<<<<
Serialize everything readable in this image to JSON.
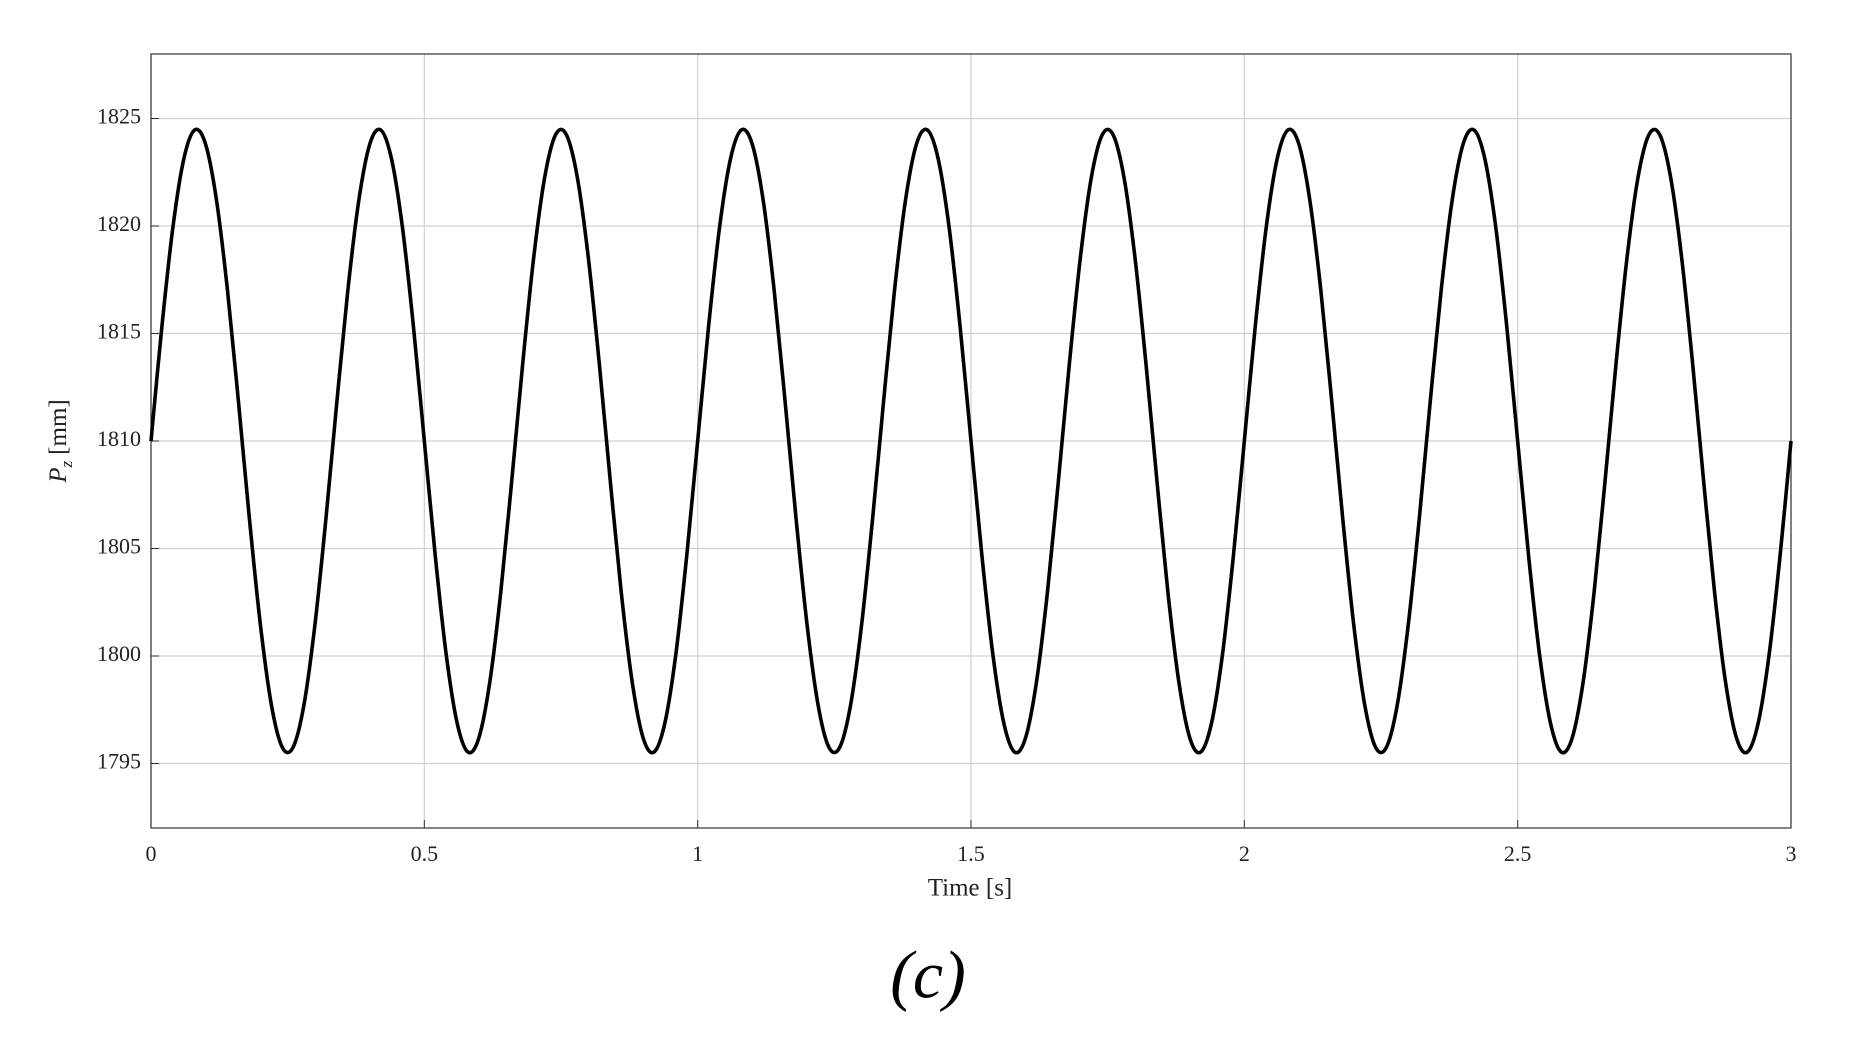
{
  "chart_data": {
    "type": "line",
    "x_label": "Time [s]",
    "y_label": {
      "symbol": "P",
      "subscript": "z",
      "unit": "[mm]"
    },
    "caption": "(c)",
    "xlim": [
      0,
      3
    ],
    "xticks": [
      0,
      0.5,
      1,
      1.5,
      2,
      2.5,
      3
    ],
    "ylim": [
      1792,
      1828
    ],
    "yticks": [
      1795,
      1800,
      1805,
      1810,
      1815,
      1820,
      1825
    ],
    "grid": true,
    "x": [
      0,
      0.02,
      0.04,
      0.06,
      0.08,
      0.1,
      0.12,
      0.14,
      0.16,
      0.18,
      0.2,
      0.22,
      0.24,
      0.26,
      0.28,
      0.3,
      0.32,
      0.34,
      0.36,
      0.38,
      0.4,
      0.42,
      0.44,
      0.46,
      0.48,
      0.5,
      0.52,
      0.54,
      0.56,
      0.58,
      0.6,
      0.62,
      0.64,
      0.66,
      0.68,
      0.7,
      0.72,
      0.74,
      0.76,
      0.78,
      0.8,
      0.82,
      0.84,
      0.86,
      0.88,
      0.9,
      0.92,
      0.94,
      0.96,
      0.98,
      1,
      1.02,
      1.04,
      1.06,
      1.08,
      1.1,
      1.12,
      1.14,
      1.16,
      1.18,
      1.2,
      1.22,
      1.24,
      1.26,
      1.28,
      1.3,
      1.32,
      1.34,
      1.36,
      1.38,
      1.4,
      1.42,
      1.44,
      1.46,
      1.48,
      1.5,
      1.52,
      1.54,
      1.56,
      1.58,
      1.6,
      1.62,
      1.64,
      1.66,
      1.68,
      1.7,
      1.72,
      1.74,
      1.76,
      1.78,
      1.8,
      1.82,
      1.84,
      1.86,
      1.88,
      1.9,
      1.92,
      1.94,
      1.96,
      1.98,
      2,
      2.02,
      2.04,
      2.06,
      2.08,
      2.1,
      2.12,
      2.14,
      2.16,
      2.18,
      2.2,
      2.22,
      2.24,
      2.26,
      2.28,
      2.3,
      2.32,
      2.34,
      2.36,
      2.38,
      2.4,
      2.42,
      2.44,
      2.46,
      2.48,
      2.5,
      2.52,
      2.54,
      2.56,
      2.58,
      2.6,
      2.62,
      2.64,
      2.66,
      2.68,
      2.7,
      2.72,
      2.74,
      2.76,
      2.78,
      2.8,
      2.82,
      2.84,
      2.86,
      2.88,
      2.9,
      2.92,
      2.94,
      2.96,
      2.98,
      3
    ],
    "series": [
      {
        "color": "#000000",
        "values": [
          1810,
          1815.34,
          1819.93,
          1823.12,
          1824.47,
          1823.79,
          1821.17,
          1816.99,
          1811.82,
          1806.39,
          1801.48,
          1797.76,
          1795.76,
          1795.76,
          1797.76,
          1801.48,
          1806.39,
          1811.82,
          1816.99,
          1821.17,
          1823.79,
          1824.47,
          1823.12,
          1819.93,
          1815.34,
          1810,
          1804.66,
          1800.07,
          1796.88,
          1795.53,
          1796.21,
          1798.83,
          1803.01,
          1808.18,
          1813.61,
          1818.52,
          1822.24,
          1824.24,
          1824.24,
          1822.24,
          1818.52,
          1813.61,
          1808.18,
          1803.01,
          1798.83,
          1796.21,
          1795.53,
          1796.88,
          1800.07,
          1804.66,
          1810,
          1815.34,
          1819.93,
          1823.12,
          1824.47,
          1823.79,
          1821.17,
          1816.99,
          1811.82,
          1806.39,
          1801.48,
          1797.76,
          1795.76,
          1795.76,
          1797.76,
          1801.48,
          1806.39,
          1811.82,
          1816.99,
          1821.17,
          1823.79,
          1824.47,
          1823.12,
          1819.93,
          1815.34,
          1810,
          1804.66,
          1800.07,
          1796.88,
          1795.53,
          1796.21,
          1798.83,
          1803.01,
          1808.18,
          1813.61,
          1818.52,
          1822.24,
          1824.24,
          1824.24,
          1822.24,
          1818.52,
          1813.61,
          1808.18,
          1803.01,
          1798.83,
          1796.21,
          1795.53,
          1796.88,
          1800.07,
          1804.66,
          1810,
          1815.34,
          1819.93,
          1823.12,
          1824.47,
          1823.79,
          1821.17,
          1816.99,
          1811.82,
          1806.39,
          1801.48,
          1797.76,
          1795.76,
          1795.76,
          1797.76,
          1801.48,
          1806.39,
          1811.82,
          1816.99,
          1821.17,
          1823.79,
          1824.47,
          1823.12,
          1819.93,
          1815.34,
          1810,
          1804.66,
          1800.07,
          1796.88,
          1795.53,
          1796.21,
          1798.83,
          1803.01,
          1808.18,
          1813.61,
          1818.52,
          1822.24,
          1824.24,
          1824.24,
          1822.24,
          1818.52,
          1813.61,
          1808.18,
          1803.01,
          1798.83,
          1796.21,
          1795.53,
          1796.88,
          1800.07,
          1804.66,
          1810
        ]
      }
    ]
  }
}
>>>>
__Goal__
What comes back should match the records exactly, minus any pictures.

__Final answer__
Serialize everything readable in this image to JSON.
{
  "chart_data": {
    "type": "line",
    "x_label": "Time [s]",
    "y_label": {
      "symbol": "P",
      "subscript": "z",
      "unit": "[mm]"
    },
    "caption": "(c)",
    "xlim": [
      0,
      3
    ],
    "xticks": [
      0,
      0.5,
      1,
      1.5,
      2,
      2.5,
      3
    ],
    "ylim": [
      1792,
      1828
    ],
    "yticks": [
      1795,
      1800,
      1805,
      1810,
      1815,
      1820,
      1825
    ],
    "grid": true,
    "x": [
      0,
      0.02,
      0.04,
      0.06,
      0.08,
      0.1,
      0.12,
      0.14,
      0.16,
      0.18,
      0.2,
      0.22,
      0.24,
      0.26,
      0.28,
      0.3,
      0.32,
      0.34,
      0.36,
      0.38,
      0.4,
      0.42,
      0.44,
      0.46,
      0.48,
      0.5,
      0.52,
      0.54,
      0.56,
      0.58,
      0.6,
      0.62,
      0.64,
      0.66,
      0.68,
      0.7,
      0.72,
      0.74,
      0.76,
      0.78,
      0.8,
      0.82,
      0.84,
      0.86,
      0.88,
      0.9,
      0.92,
      0.94,
      0.96,
      0.98,
      1,
      1.02,
      1.04,
      1.06,
      1.08,
      1.1,
      1.12,
      1.14,
      1.16,
      1.18,
      1.2,
      1.22,
      1.24,
      1.26,
      1.28,
      1.3,
      1.32,
      1.34,
      1.36,
      1.38,
      1.4,
      1.42,
      1.44,
      1.46,
      1.48,
      1.5,
      1.52,
      1.54,
      1.56,
      1.58,
      1.6,
      1.62,
      1.64,
      1.66,
      1.68,
      1.7,
      1.72,
      1.74,
      1.76,
      1.78,
      1.8,
      1.82,
      1.84,
      1.86,
      1.88,
      1.9,
      1.92,
      1.94,
      1.96,
      1.98,
      2,
      2.02,
      2.04,
      2.06,
      2.08,
      2.1,
      2.12,
      2.14,
      2.16,
      2.18,
      2.2,
      2.22,
      2.24,
      2.26,
      2.28,
      2.3,
      2.32,
      2.34,
      2.36,
      2.38,
      2.4,
      2.42,
      2.44,
      2.46,
      2.48,
      2.5,
      2.52,
      2.54,
      2.56,
      2.58,
      2.6,
      2.62,
      2.64,
      2.66,
      2.68,
      2.7,
      2.72,
      2.74,
      2.76,
      2.78,
      2.8,
      2.82,
      2.84,
      2.86,
      2.88,
      2.9,
      2.92,
      2.94,
      2.96,
      2.98,
      3
    ],
    "series": [
      {
        "color": "#000000",
        "values": [
          1810,
          1815.34,
          1819.93,
          1823.12,
          1824.47,
          1823.79,
          1821.17,
          1816.99,
          1811.82,
          1806.39,
          1801.48,
          1797.76,
          1795.76,
          1795.76,
          1797.76,
          1801.48,
          1806.39,
          1811.82,
          1816.99,
          1821.17,
          1823.79,
          1824.47,
          1823.12,
          1819.93,
          1815.34,
          1810,
          1804.66,
          1800.07,
          1796.88,
          1795.53,
          1796.21,
          1798.83,
          1803.01,
          1808.18,
          1813.61,
          1818.52,
          1822.24,
          1824.24,
          1824.24,
          1822.24,
          1818.52,
          1813.61,
          1808.18,
          1803.01,
          1798.83,
          1796.21,
          1795.53,
          1796.88,
          1800.07,
          1804.66,
          1810,
          1815.34,
          1819.93,
          1823.12,
          1824.47,
          1823.79,
          1821.17,
          1816.99,
          1811.82,
          1806.39,
          1801.48,
          1797.76,
          1795.76,
          1795.76,
          1797.76,
          1801.48,
          1806.39,
          1811.82,
          1816.99,
          1821.17,
          1823.79,
          1824.47,
          1823.12,
          1819.93,
          1815.34,
          1810,
          1804.66,
          1800.07,
          1796.88,
          1795.53,
          1796.21,
          1798.83,
          1803.01,
          1808.18,
          1813.61,
          1818.52,
          1822.24,
          1824.24,
          1824.24,
          1822.24,
          1818.52,
          1813.61,
          1808.18,
          1803.01,
          1798.83,
          1796.21,
          1795.53,
          1796.88,
          1800.07,
          1804.66,
          1810,
          1815.34,
          1819.93,
          1823.12,
          1824.47,
          1823.79,
          1821.17,
          1816.99,
          1811.82,
          1806.39,
          1801.48,
          1797.76,
          1795.76,
          1795.76,
          1797.76,
          1801.48,
          1806.39,
          1811.82,
          1816.99,
          1821.17,
          1823.79,
          1824.47,
          1823.12,
          1819.93,
          1815.34,
          1810,
          1804.66,
          1800.07,
          1796.88,
          1795.53,
          1796.21,
          1798.83,
          1803.01,
          1808.18,
          1813.61,
          1818.52,
          1822.24,
          1824.24,
          1824.24,
          1822.24,
          1818.52,
          1813.61,
          1808.18,
          1803.01,
          1798.83,
          1796.21,
          1795.53,
          1796.88,
          1800.07,
          1804.66,
          1810
        ]
      }
    ]
  }
}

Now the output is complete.